(Stored data entries)
(begin)

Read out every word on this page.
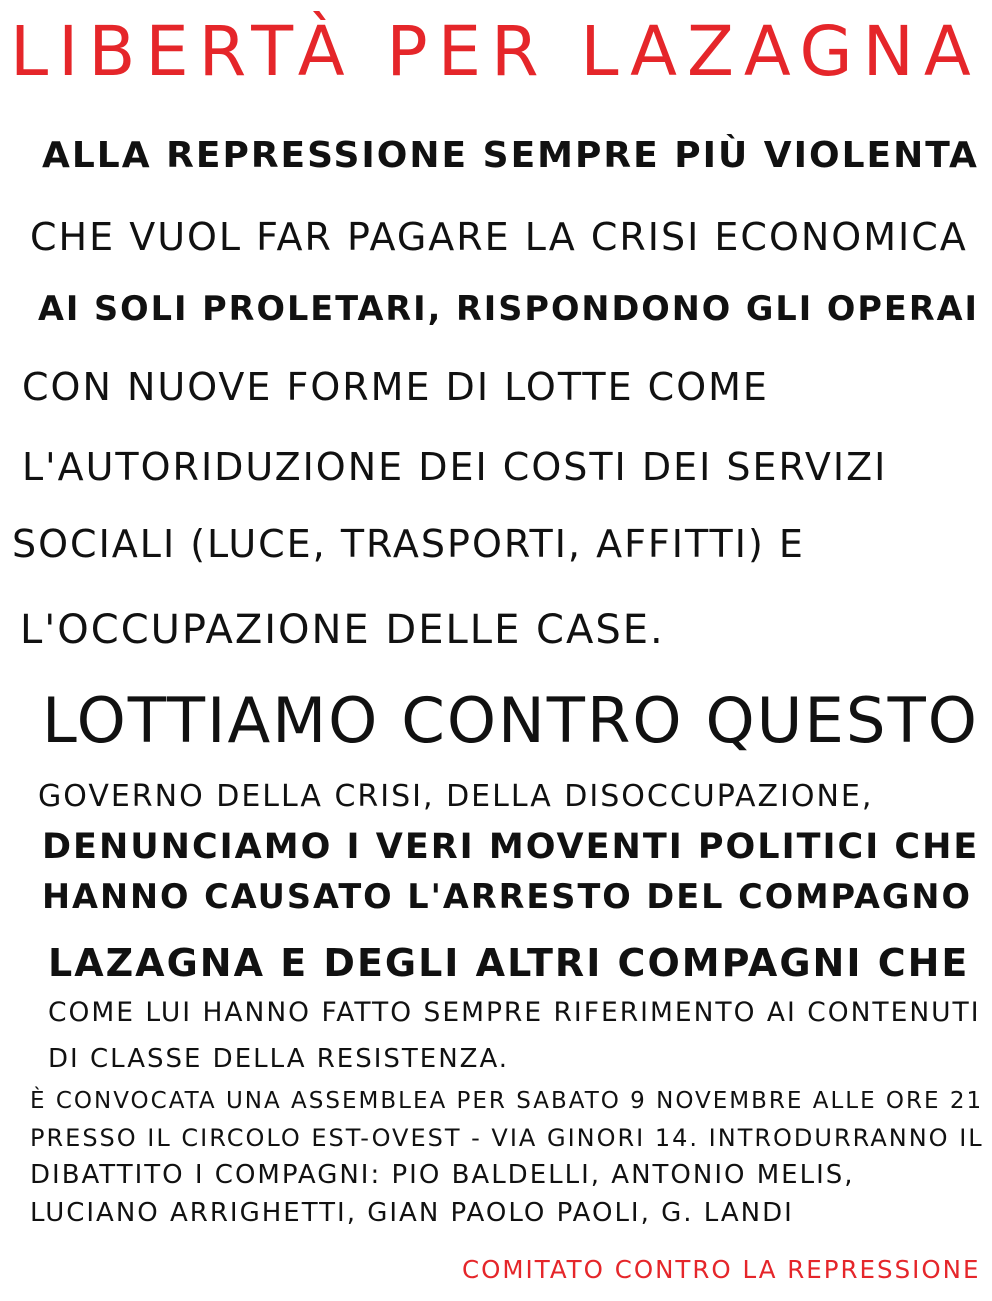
LIBERTÀ PER LAZAGNA
ALLA REPRESSIONE SEMPRE PIÙ VIOLENTA
CHE VUOL FAR PAGARE LA CRISI ECONOMICA
AI SOLI PROLETARI, RISPONDONO GLI OPERAI
CON NUOVE FORME DI LOTTE COME
L'AUTORIDUZIONE DEI COSTI DEI SERVIZI
SOCIALI (LUCE, TRASPORTI, AFFITTI) E
L'OCCUPAZIONE DELLE CASE.
LOTTIAMO CONTRO QUESTO
GOVERNO DELLA CRISI, DELLA DISOCCUPAZIONE,
DENUNCIAMO I VERI MOVENTI POLITICI CHE
HANNO CAUSATO L'ARRESTO DEL COMPAGNO
LAZAGNA E DEGLI ALTRI COMPAGNI CHE
COME LUI HANNO FATTO SEMPRE RIFERIMENTO AI CONTENUTI
DI CLASSE DELLA RESISTENZA.
È CONVOCATA UNA ASSEMBLEA PER SABATO 9 NOVEMBRE ALLE ORE 21
PRESSO IL CIRCOLO EST-OVEST - VIA GINORI 14. INTRODURRANNO IL
DIBATTITO I COMPAGNI: PIO BALDELLI, ANTONIO MELIS,
LUCIANO ARRIGHETTI, GIAN PAOLO PAOLI, G. LANDI
COMITATO CONTRO LA REPRESSIONE
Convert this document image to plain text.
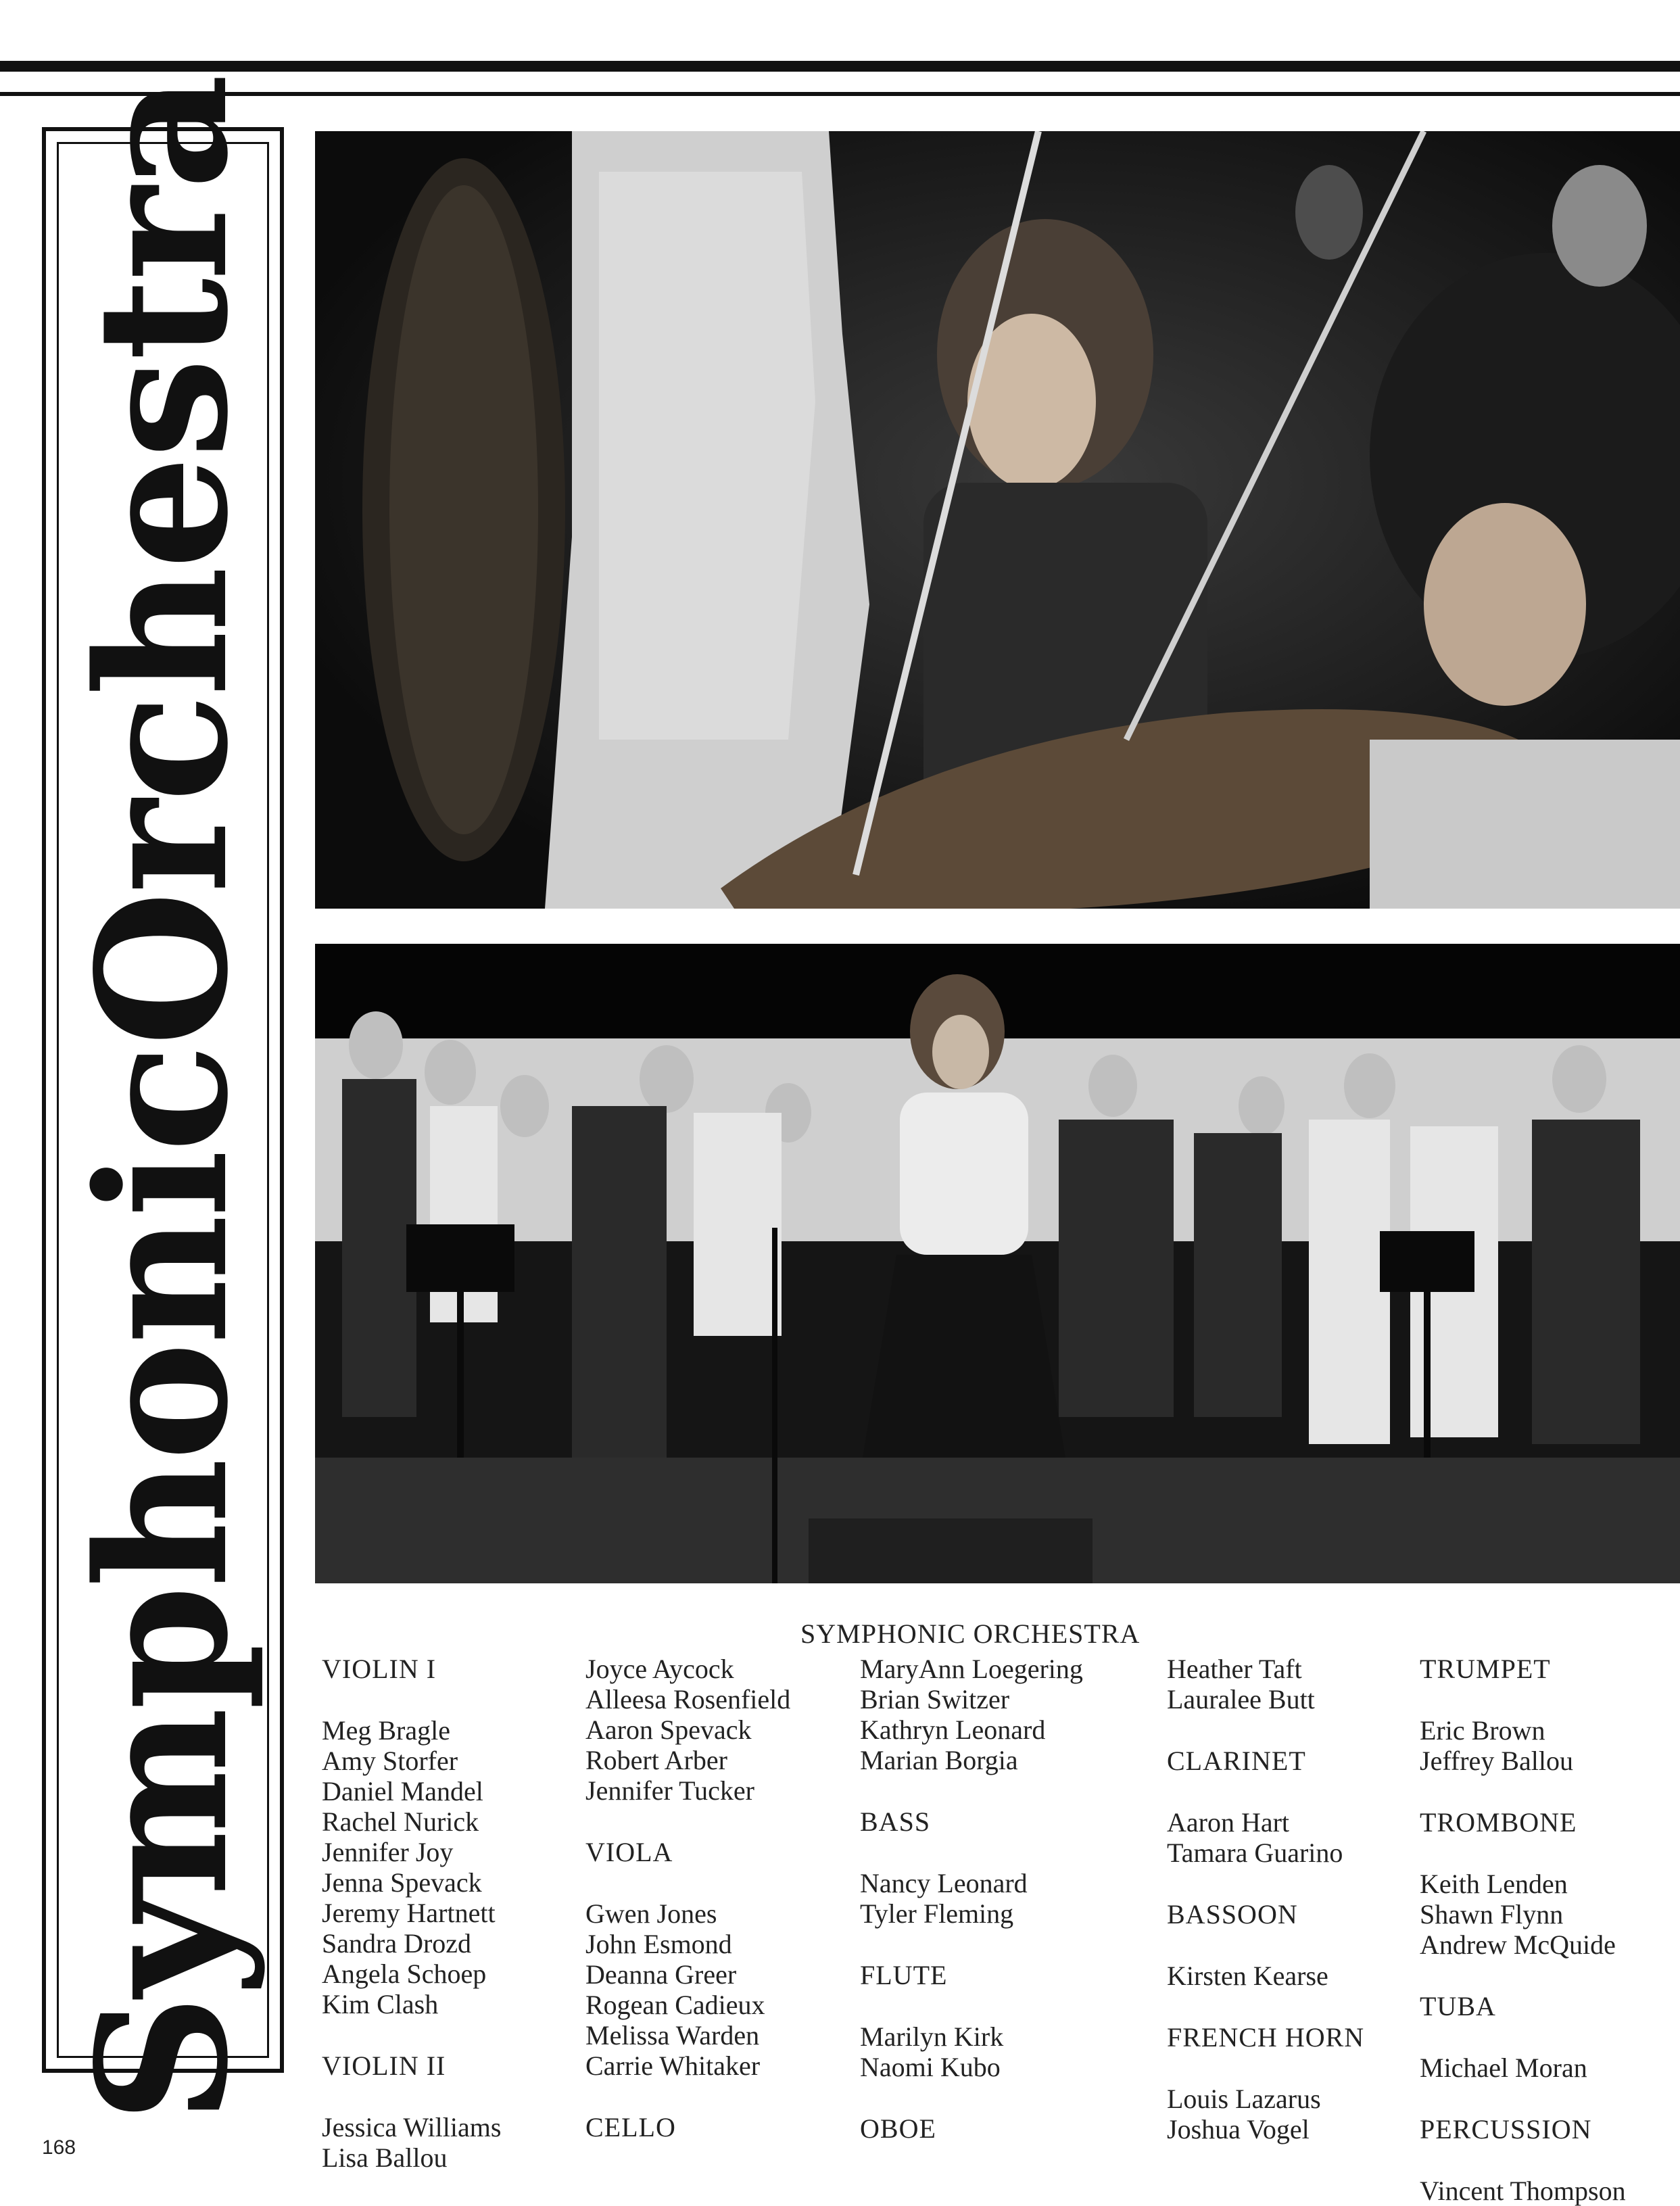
SymphonicOrchestra	SYMPHONIC ORCHESTRA
VIOLIN I
Meg Bragle
Amy Storfer
Daniel Mandel
Rachel Nurick
Jennifer Joy
Jenna Spevack
Jeremy Hartnett
Sandra Drozd
Angela Schoep
Kim Clash
VIOLIN II
Jessica Williams
Lisa Ballou
Joyce Aycock
Alleesa Rosenfield
Aaron Spevack
Robert Arber
Jennifer Tucker
VIOLA
Gwen Jones
John Esmond
Deanna Greer
Rogean Cadieux
Melissa Warden
Carrie Whitaker
CELLO
MaryAnn Loegering
Brian Switzer
Kathryn Leonard
Marian Borgia
BASS
Nancy Leonard
Tyler Fleming
FLUTE
Marilyn Kirk
Naomi Kubo
OBOE
Heather Taft
Lauralee Butt
CLARINET
Aaron Hart
Tamara Guarino
BASSOON
Kirsten Kearse
FRENCH HORN
Louis Lazarus
Joshua Vogel
TRUMPET
Eric Brown
Jeffrey Ballou
TROMBONE
Keith Lenden
Shawn Flynn
Andrew McQuide
TUBA
Michael Moran
PERCUSSION
Vincent Thompson
168
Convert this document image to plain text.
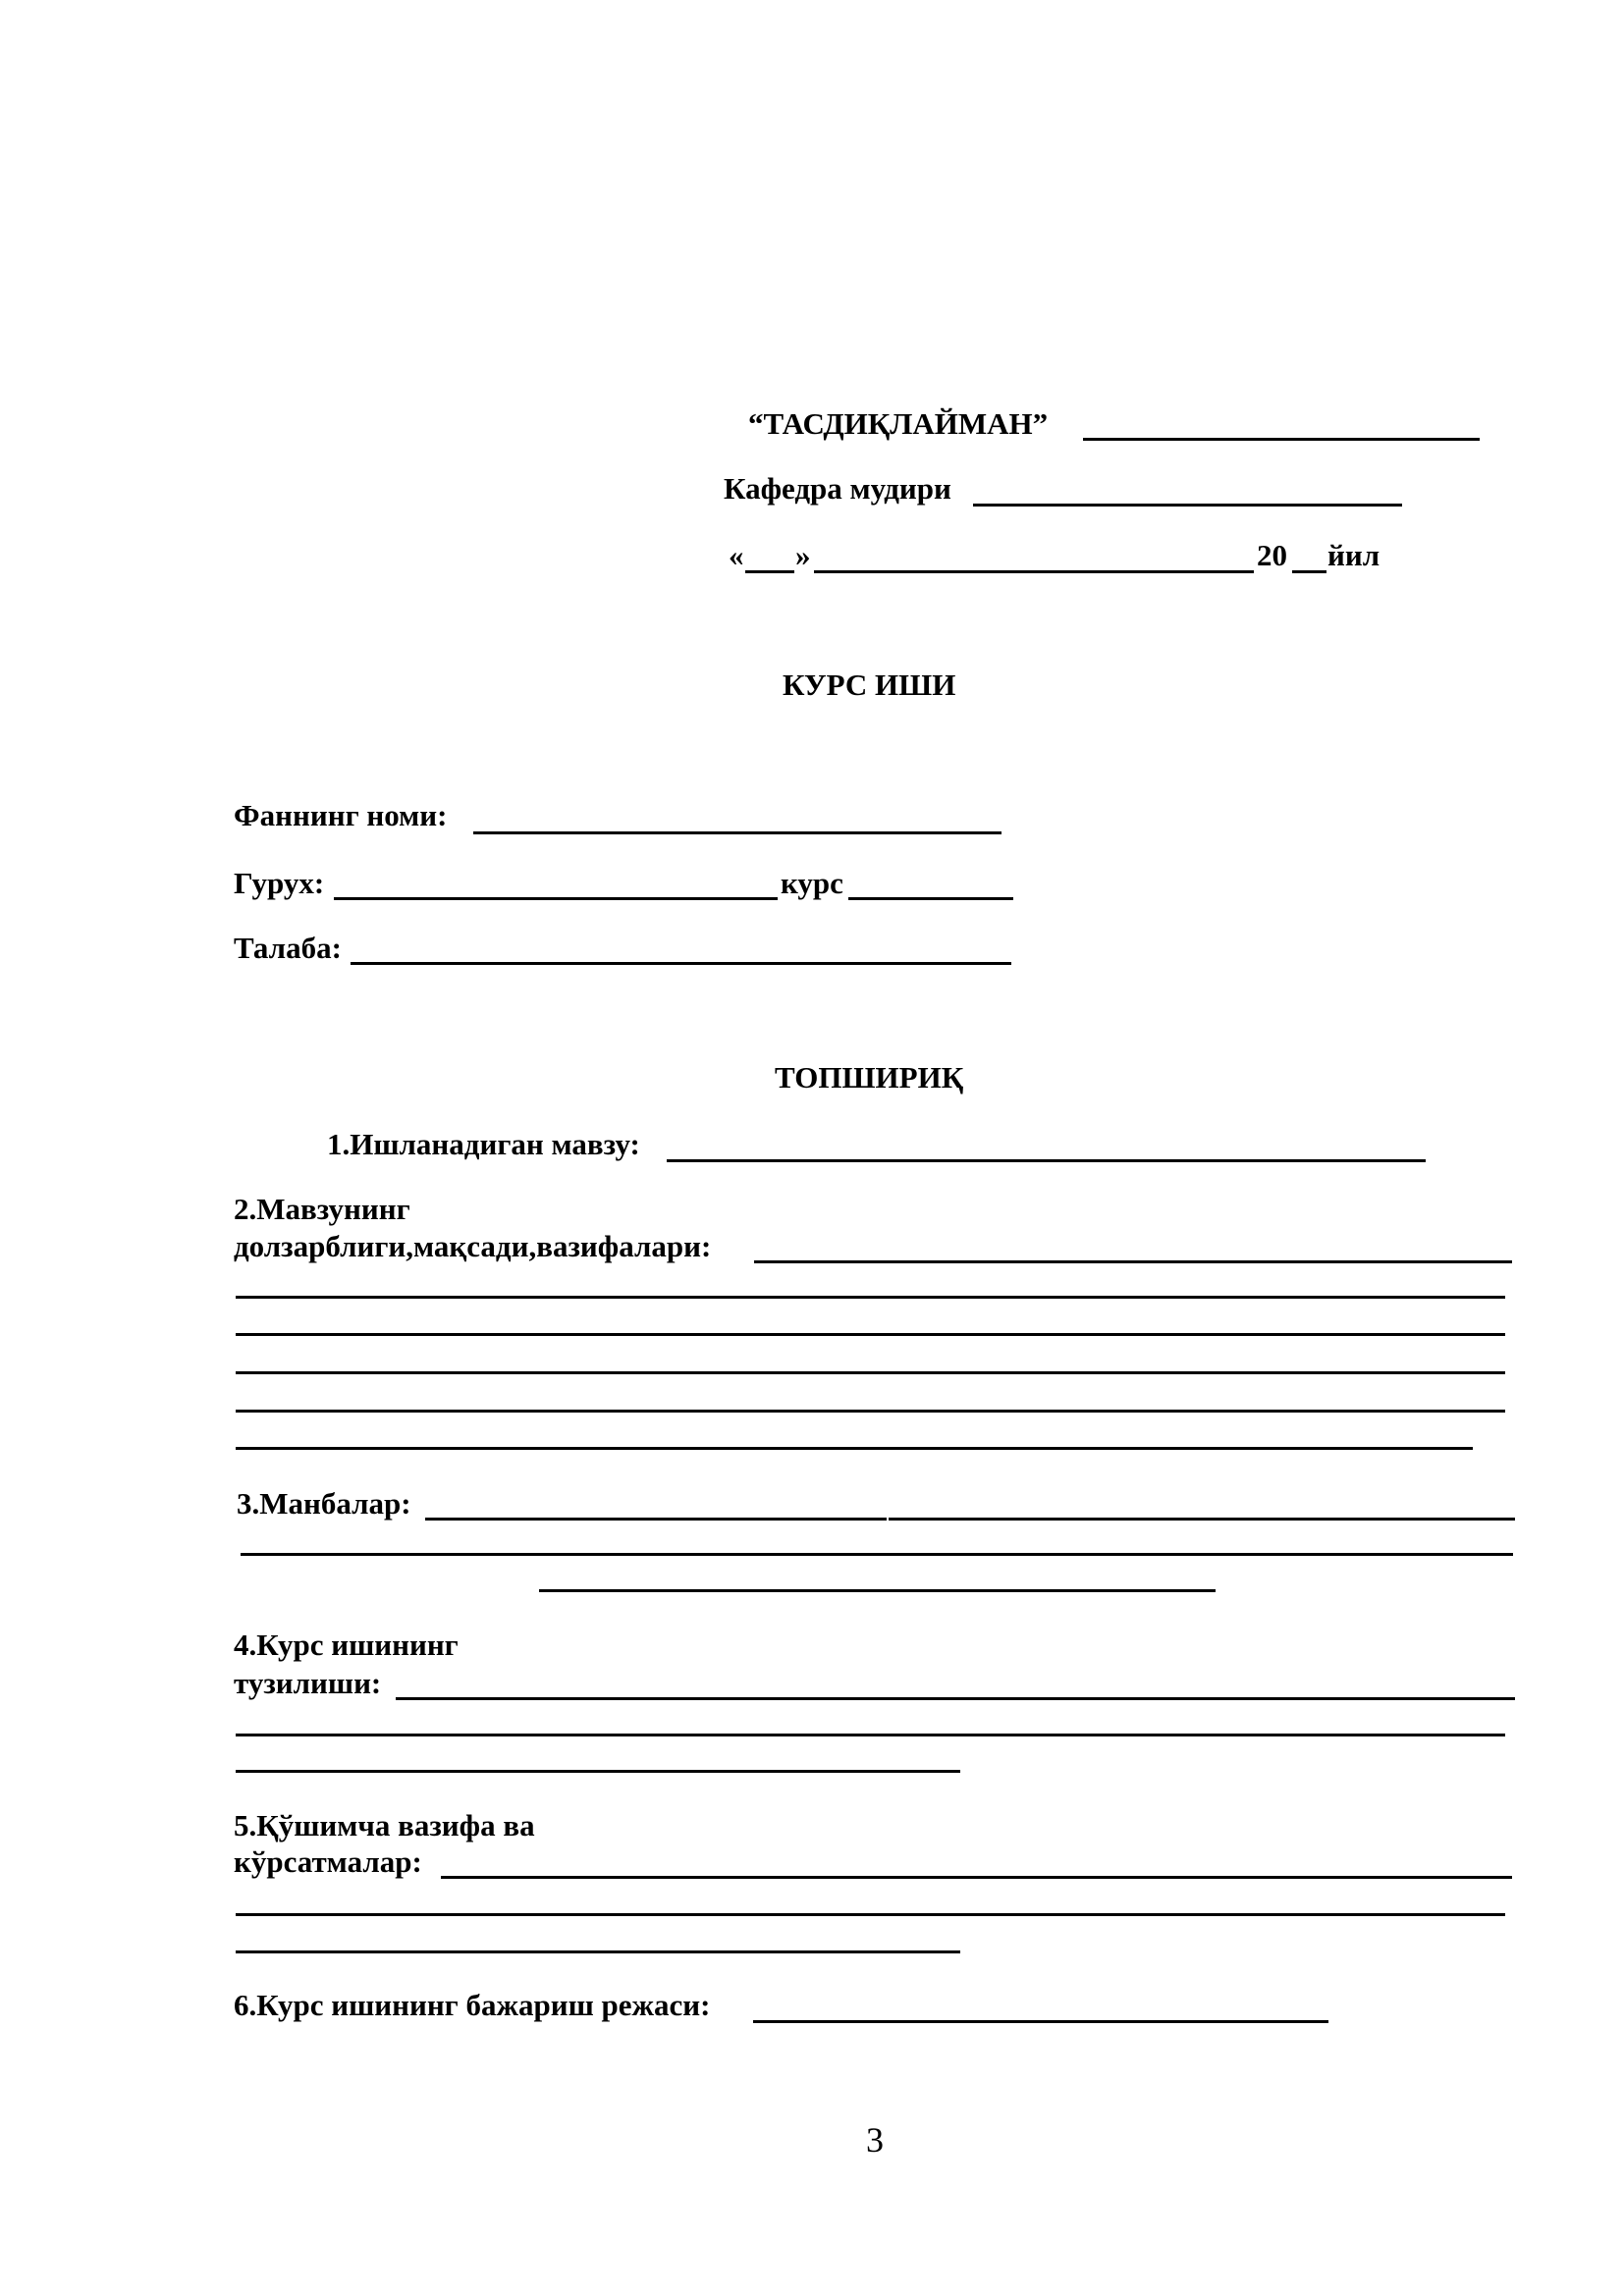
“ТАСДИҚЛАЙМАН”
Кафедра мудири
« »	20 йил
КУРС ИШИ
Фаннинг номи:
Гурух:	курс
Талаба:
ТОПШИРИҚ
1.Ишланадиган мавзу:
2.Мавзунинг
долзарблиги,мақсади,вазифалари:
3.Манбалар:
4.Курс ишининг
тузилиши:
5.Қўшимча вазифа ва
кўрсатмалар:
6.Курс ишининг бажариш режаси:
3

(end)

▶ Required task
Without the pictures, return the entries exactly as they appear.

▶ Problem solution
Read out every word on this page.
LIBERTÀ PER LAZAGNA
ALLA REPRESSIONE SEMPRE PIÙ VIOLENTA
CHE VUOL FAR PAGARE LA CRISI ECONOMICA
AI SOLI PROLETARI, RISPONDONO GLI OPERAI
CON NUOVE FORME DI LOTTE COME
L'AUTORIDUZIONE DEI COSTI DEI SERVIZI
SOCIALI (LUCE, TRASPORTI, AFFITTI) E
L'OCCUPAZIONE DELLE CASE.
LOTTIAMO CONTRO QUESTO
GOVERNO DELLA CRISI, DELLA DISOCCUPAZIONE,
DENUNCIAMO I VERI MOVENTI POLITICI CHE
HANNO CAUSATO L'ARRESTO DEL COMPAGNO
LAZAGNA E DEGLI ALTRI COMPAGNI CHE
COME LUI HANNO FATTO SEMPRE RIFERIMENTO AI CONTENUTI
DI CLASSE DELLA RESISTENZA.
È CONVOCATA UNA ASSEMBLEA PER SABATO 9 NOVEMBRE ALLE ORE 21
PRESSO IL CIRCOLO EST-OVEST - VIA GINORI 14. INTRODURRANNO IL
DIBATTITO I COMPAGNI: PIO BALDELLI, ANTONIO MELIS,
LUCIANO ARRIGHETTI, GIAN PAOLO PAOLI, G. LANDI
COMITATO CONTRO LA REPRESSIONE
Convert this document image to plain text.
SymphonicOrchestra	SYMPHONIC ORCHESTRA
VIOLIN I
Meg Bragle
Amy Storfer
Daniel Mandel
Rachel Nurick
Jennifer Joy
Jenna Spevack
Jeremy Hartnett
Sandra Drozd
Angela Schoep
Kim Clash
VIOLIN II
Jessica Williams
Lisa Ballou
Joyce Aycock
Alleesa Rosenfield
Aaron Spevack
Robert Arber
Jennifer Tucker
VIOLA
Gwen Jones
John Esmond
Deanna Greer
Rogean Cadieux
Melissa Warden
Carrie Whitaker
CELLO
MaryAnn Loegering
Brian Switzer
Kathryn Leonard
Marian Borgia
BASS
Nancy Leonard
Tyler Fleming
FLUTE
Marilyn Kirk
Naomi Kubo
OBOE
Heather Taft
Lauralee Butt
CLARINET
Aaron Hart
Tamara Guarino
BASSOON
Kirsten Kearse
FRENCH HORN
Louis Lazarus
Joshua Vogel
TRUMPET
Eric Brown
Jeffrey Ballou
TROMBONE
Keith Lenden
Shawn Flynn
Andrew McQuide
TUBA
Michael Moran
PERCUSSION
Vincent Thompson
168
Convert this document image to plain text.
“ТАСДИҚЛАЙМАН”
Кафедра мудири
« »	20 йил
КУРС ИШИ
Фаннинг номи:
Гурух:	курс
Талаба:
ТОПШИРИҚ
1.Ишланадиган мавзу:
2.Мавзунинг
долзарблиги,мақсади,вазифалари:
3.Манбалар:
4.Курс ишининг
тузилиши:
5.Қўшимча вазифа ва
кўрсатмалар:
6.Курс ишининг бажариш режаси:
3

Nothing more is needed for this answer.